WORK TO BE COMPLETED: Repeat every line of the listing below exactly, minus the pictures.

Saved entries:
((

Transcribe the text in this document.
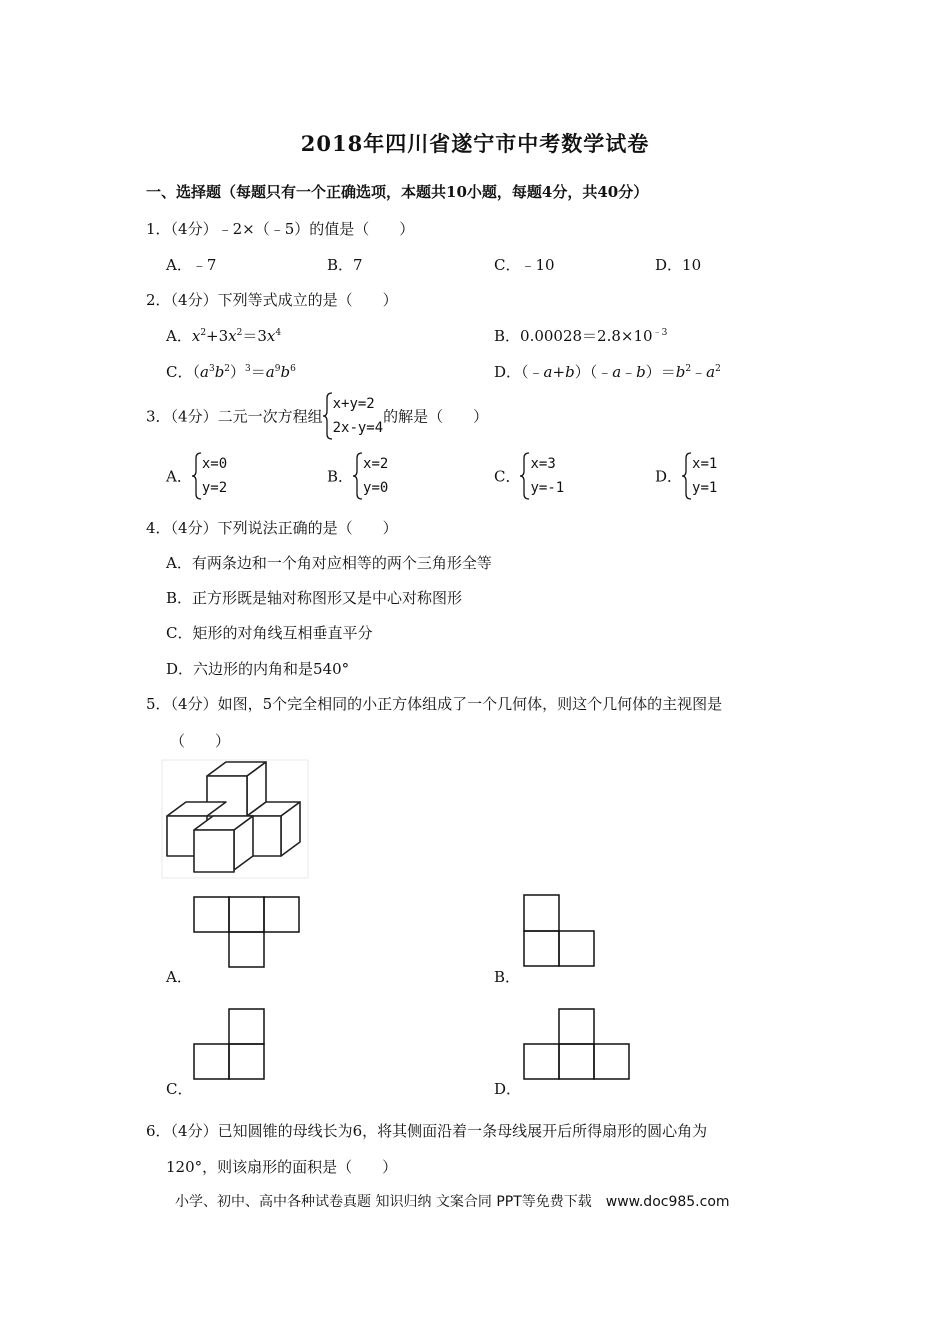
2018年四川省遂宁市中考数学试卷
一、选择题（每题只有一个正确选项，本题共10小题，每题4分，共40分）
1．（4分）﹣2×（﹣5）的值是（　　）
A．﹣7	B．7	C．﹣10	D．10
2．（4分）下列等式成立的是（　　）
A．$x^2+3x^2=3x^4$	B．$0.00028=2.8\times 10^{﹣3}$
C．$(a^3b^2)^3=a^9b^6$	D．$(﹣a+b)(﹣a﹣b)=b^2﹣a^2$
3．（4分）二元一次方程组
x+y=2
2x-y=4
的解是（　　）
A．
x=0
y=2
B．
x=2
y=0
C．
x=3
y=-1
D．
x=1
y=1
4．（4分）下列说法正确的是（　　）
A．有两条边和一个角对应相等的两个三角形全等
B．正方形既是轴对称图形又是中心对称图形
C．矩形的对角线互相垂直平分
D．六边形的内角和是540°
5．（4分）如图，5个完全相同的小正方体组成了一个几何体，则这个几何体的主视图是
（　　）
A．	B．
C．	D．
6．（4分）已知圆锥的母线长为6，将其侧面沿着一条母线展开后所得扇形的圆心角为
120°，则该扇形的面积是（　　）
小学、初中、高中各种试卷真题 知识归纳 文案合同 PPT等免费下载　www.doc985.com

))

THE RESULT:
Transcribe the text in this document.
2018年四川省遂宁市中考数学试卷
一、选择题（每题只有一个正确选项，本题共10小题，每题4分，共40分）
1．（4分）﹣2×（﹣5）的值是（　　）
A．﹣7	B．7	C．﹣10	D．10
2．（4分）下列等式成立的是（　　）
A．$x^2+3x^2=3x^4$	B．$0.00028=2.8\times 10^{﹣3}$
C．$(a^3b^2)^3=a^9b^6$	D．$(﹣a+b)(﹣a﹣b)=b^2﹣a^2$
3．（4分）二元一次方程组
x+y=2
2x-y=4
的解是（　　）
A．
x=0
y=2
B．
x=2
y=0
C．
x=3
y=-1
D．
x=1
y=1
4．（4分）下列说法正确的是（　　）
A．有两条边和一个角对应相等的两个三角形全等
B．正方形既是轴对称图形又是中心对称图形
C．矩形的对角线互相垂直平分
D．六边形的内角和是540°
5．（4分）如图，5个完全相同的小正方体组成了一个几何体，则这个几何体的主视图是
（　　）
A．	B．
C．	D．
6．（4分）已知圆锥的母线长为6，将其侧面沿着一条母线展开后所得扇形的圆心角为
120°，则该扇形的面积是（　　）
小学、初中、高中各种试卷真题 知识归纳 文案合同 PPT等免费下载　www.doc985.com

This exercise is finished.